**Your goal:** Should an entry contain an image, leave the image out and repeat the entry's text exactly.

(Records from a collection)
========================================================================

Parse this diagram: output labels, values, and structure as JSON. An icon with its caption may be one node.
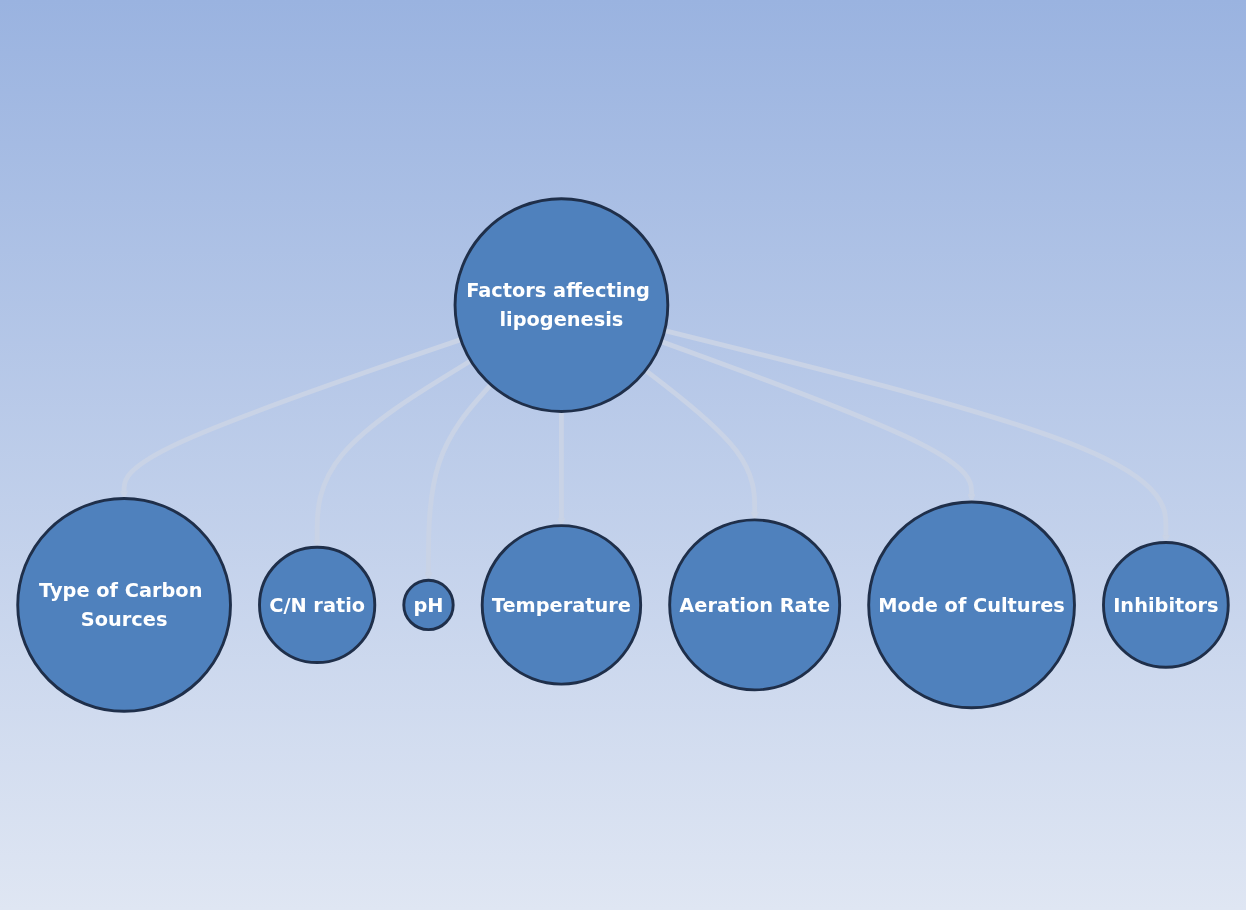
{
  "diagram": {
    "nodes": [
      {
        "text": [
          "Factors affecting lipogenesis"
        ]
      },
      {
        "text": [
          "Type of Carbon Sources"
        ]
      },
      {
        "text": [
          "C/N ratio"
        ]
      },
      {
        "text": [
          "pH"
        ]
      },
      {
        "text": [
          "Temperature"
        ]
      },
      {
        "text": [
          "Aeration Rate"
        ]
      },
      {
        "text": [
          "Mode of Cultures"
        ]
      },
      {
        "text": [
          "Inhibitors"
        ]
      }
    ],
    "edges": [
      {
        "from": 0,
        "to": 1,
        "arrow": "to"
      },
      {
        "from": 0,
        "to": 2,
        "arrow": "to"
      },
      {
        "from": 0,
        "to": 3,
        "arrow": "to"
      },
      {
        "from": 0,
        "to": 4,
        "arrow": "to"
      },
      {
        "from": 0,
        "to": 5,
        "arrow": "to"
      },
      {
        "from": 0,
        "to": 6,
        "arrow": "to"
      },
      {
        "from": 0,
        "to": 7,
        "arrow": "to"
      }
    ]
  }
}
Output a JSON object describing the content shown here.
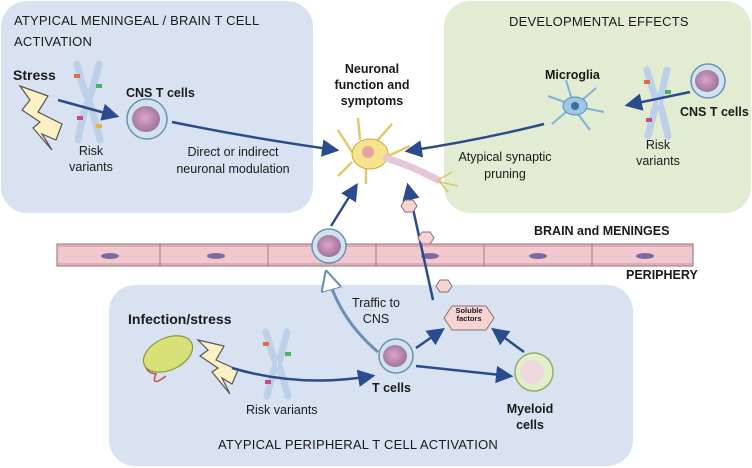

========================================================================

**Reply:**
Parse this diagram: output labels, values, and structure as JSON. An icon with its caption may be one node.
{
  "diagram": {
    "nodes": [
      {
        "text": [
          "Factors affecting lipogenesis"
        ]
      },
      {
        "text": [
          "Type of Carbon Sources"
        ]
      },
      {
        "text": [
          "C/N ratio"
        ]
      },
      {
        "text": [
          "pH"
        ]
      },
      {
        "text": [
          "Temperature"
        ]
      },
      {
        "text": [
          "Aeration Rate"
        ]
      },
      {
        "text": [
          "Mode of Cultures"
        ]
      },
      {
        "text": [
          "Inhibitors"
        ]
      }
    ],
    "edges": [
      {
        "from": 0,
        "to": 1,
        "arrow": "to"
      },
      {
        "from": 0,
        "to": 2,
        "arrow": "to"
      },
      {
        "from": 0,
        "to": 3,
        "arrow": "to"
      },
      {
        "from": 0,
        "to": 4,
        "arrow": "to"
      },
      {
        "from": 0,
        "to": 5,
        "arrow": "to"
      },
      {
        "from": 0,
        "to": 6,
        "arrow": "to"
      },
      {
        "from": 0,
        "to": 7,
        "arrow": "to"
      }
    ]
  }
}
Output a JSON object describing the content shown here.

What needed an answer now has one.